TEXTO APRESENTADO:
O caminho para superar a crise econômica deve iniciar por reformas estruturais que impeçam o aumento de gastos obrigatórios do Governo Federal, sobretudo os benefícios sociais e também com a previdência social. Esta foi a defesa do economista-chefe do Banco Safra, Carlos Kawall, ao participar do evento “Tá na Mesa”, promovido pela Federasul nesta quarta-feira, 20. Ele considera o atual modelo econômico esgotado. “Para o futuro, tudo dependerá do quadro político e da capacidade de negociação do governo junto ao Congresso para gerar as condições para a aprovação da reforma fiscal”, alertou.
O economista defendeu uma agenda positiva e destacou que o tamanho da receita pública não é mais condizente com os gastos. Ainda argumentou que a reforma estrutural passa prioritariamente pela readequação desses números. Kawall ainda se mostrou a favor da Reforma Tributária e, ao mesmo tempo, posicionou-se contrário à elevação da carga tributária. “O atual sistema tributário prejudica o crescimento das empresas”, avaliou.
Pela previsão de Kawall, em 2015, a crise ainda vai se agravar. “As pessoas não têm a dimensão do que estamos vivendo”, afirmou. Segundo ele, a previsão para o próximo ano é de queda em 0,2% do Produto Interno Bruto (PIB), somada à redução da inflação e, por consequência, das taxas de juros. A expectativa é de que esse cenário seja combinado com a valorização cambial que deve impulsionar as exportações.

EXERCÍCIOS PROPOSTOS:
(1) Responda com base no texto sobre a palestra de Carlos Kawall:
(a) De que evento Kawall participou e qual entidade o promoveu?
(b) Segundo Kawall, o que prejudica o crescimento das empresas?
(c) Qual é a previsão para o PIB no próximo ano?
(2) Reproduza o trecho do texto sobre a palestra de Carlos Kawall entre "O economista defendeu" e "impulsionar as exportações.", inclusive.

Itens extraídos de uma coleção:
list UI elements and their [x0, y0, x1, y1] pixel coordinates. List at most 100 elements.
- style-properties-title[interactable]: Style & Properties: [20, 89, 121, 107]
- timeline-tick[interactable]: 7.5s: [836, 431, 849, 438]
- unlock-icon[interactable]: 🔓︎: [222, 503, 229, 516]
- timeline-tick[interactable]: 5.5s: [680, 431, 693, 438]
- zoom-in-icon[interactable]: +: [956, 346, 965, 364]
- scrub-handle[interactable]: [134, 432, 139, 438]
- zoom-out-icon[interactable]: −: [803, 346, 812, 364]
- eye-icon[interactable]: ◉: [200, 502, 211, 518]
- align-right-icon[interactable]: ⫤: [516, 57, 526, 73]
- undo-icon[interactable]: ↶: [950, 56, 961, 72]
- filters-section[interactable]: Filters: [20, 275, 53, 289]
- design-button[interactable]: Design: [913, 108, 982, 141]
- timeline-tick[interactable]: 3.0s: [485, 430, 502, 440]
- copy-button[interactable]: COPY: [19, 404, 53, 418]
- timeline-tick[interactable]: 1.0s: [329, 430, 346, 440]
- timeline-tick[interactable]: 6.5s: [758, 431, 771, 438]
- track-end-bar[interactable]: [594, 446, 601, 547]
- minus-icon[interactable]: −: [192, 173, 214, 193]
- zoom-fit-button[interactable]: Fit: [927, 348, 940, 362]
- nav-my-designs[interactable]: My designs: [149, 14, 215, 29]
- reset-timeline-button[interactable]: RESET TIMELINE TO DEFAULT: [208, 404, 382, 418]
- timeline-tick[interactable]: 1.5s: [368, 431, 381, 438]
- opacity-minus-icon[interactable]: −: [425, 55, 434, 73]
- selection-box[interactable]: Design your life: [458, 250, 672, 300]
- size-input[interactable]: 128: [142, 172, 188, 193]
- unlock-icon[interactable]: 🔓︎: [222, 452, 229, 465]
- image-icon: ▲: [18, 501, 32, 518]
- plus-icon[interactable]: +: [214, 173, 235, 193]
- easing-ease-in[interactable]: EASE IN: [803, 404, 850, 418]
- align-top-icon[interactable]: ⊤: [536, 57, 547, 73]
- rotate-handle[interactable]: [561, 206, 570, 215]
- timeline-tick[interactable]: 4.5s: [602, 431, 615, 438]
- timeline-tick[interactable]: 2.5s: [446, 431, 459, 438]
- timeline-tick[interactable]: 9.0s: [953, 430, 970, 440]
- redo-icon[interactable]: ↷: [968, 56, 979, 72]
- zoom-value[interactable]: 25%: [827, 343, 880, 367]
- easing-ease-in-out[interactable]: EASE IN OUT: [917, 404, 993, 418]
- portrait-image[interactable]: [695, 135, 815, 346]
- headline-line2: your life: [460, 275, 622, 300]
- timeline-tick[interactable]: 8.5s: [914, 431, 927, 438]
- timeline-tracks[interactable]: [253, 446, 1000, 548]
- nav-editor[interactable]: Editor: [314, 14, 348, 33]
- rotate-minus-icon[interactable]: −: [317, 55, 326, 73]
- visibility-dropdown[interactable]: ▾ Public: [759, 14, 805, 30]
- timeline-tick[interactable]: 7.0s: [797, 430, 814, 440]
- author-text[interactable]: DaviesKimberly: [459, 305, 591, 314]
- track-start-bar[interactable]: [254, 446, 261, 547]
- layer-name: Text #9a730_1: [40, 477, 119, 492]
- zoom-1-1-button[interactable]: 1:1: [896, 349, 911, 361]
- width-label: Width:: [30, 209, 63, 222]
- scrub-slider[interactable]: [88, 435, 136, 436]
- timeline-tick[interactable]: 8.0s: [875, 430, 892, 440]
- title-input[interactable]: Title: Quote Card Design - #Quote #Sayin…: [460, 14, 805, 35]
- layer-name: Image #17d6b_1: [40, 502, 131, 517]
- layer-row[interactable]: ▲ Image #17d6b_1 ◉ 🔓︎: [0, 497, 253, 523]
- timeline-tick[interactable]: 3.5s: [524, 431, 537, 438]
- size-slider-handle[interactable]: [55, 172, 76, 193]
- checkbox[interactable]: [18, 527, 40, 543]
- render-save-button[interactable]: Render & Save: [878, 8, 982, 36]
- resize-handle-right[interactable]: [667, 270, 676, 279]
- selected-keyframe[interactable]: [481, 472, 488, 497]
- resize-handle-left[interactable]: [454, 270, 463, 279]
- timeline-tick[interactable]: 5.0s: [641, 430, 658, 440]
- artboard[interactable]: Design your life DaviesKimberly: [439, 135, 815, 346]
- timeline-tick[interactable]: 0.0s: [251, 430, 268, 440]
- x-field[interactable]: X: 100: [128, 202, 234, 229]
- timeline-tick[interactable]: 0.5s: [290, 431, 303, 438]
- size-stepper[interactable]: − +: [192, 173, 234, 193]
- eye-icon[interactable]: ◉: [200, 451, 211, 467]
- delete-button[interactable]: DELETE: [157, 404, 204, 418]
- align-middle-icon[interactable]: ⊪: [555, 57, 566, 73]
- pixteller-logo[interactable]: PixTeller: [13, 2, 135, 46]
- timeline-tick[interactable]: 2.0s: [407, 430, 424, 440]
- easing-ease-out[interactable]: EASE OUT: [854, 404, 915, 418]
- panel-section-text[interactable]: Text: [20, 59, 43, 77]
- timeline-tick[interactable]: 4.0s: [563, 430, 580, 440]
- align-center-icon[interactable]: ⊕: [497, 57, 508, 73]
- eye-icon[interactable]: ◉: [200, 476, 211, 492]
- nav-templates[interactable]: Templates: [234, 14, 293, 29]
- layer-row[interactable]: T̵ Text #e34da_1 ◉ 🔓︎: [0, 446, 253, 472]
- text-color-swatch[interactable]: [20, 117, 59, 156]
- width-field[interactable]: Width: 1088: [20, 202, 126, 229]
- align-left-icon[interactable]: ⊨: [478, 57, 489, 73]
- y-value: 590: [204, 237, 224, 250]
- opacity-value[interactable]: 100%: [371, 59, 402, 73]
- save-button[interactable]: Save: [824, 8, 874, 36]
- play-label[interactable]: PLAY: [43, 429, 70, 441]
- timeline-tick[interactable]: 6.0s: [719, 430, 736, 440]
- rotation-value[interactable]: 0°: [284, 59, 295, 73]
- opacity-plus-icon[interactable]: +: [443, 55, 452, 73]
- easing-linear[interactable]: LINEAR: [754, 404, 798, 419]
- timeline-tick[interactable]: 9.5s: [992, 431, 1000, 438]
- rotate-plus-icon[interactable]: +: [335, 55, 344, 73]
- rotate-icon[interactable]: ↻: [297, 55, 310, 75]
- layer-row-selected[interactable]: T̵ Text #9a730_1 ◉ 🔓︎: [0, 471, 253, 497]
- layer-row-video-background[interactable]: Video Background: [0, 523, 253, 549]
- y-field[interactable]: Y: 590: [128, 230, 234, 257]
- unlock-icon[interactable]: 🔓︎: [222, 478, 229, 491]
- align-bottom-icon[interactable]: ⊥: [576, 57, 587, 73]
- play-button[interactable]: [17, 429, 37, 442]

RESPOSTAS POR TAREFA:
(1)
(a) Do evento "Tá na Mesa", promovido pela Federasul.
(b) O atual sistema tributário.
(c) Uma queda de 0,2%.

(2)
O economista defendeu uma agenda positiva e destacou que o tamanho da receita pública não é mais condizente com os gastos. Ainda argumentou que a reforma estrutural passa prioritariamente pela readequação desses números. Kawall ainda se mostrou a favor da Reforma Tributária e, ao mesmo tempo, posicionou-se contrário à elevação da carga tributária. “O atual sistema tributário prejudica o crescimento das empresas”, avaliou.
Pela previsão de Kawall, em 2015, a crise ainda vai se agravar. “As pessoas não têm a dimensão do que estamos vivendo”, afirmou. Segundo ele, a previsão para o próximo ano é de queda em 0,2% do Produto Interno Bruto (PIB), somada à redução da inflação e, por consequência, das taxas de juros. A expectativa é de que esse cenário seja combinado com a valorização cambial que deve impulsionar as exportações.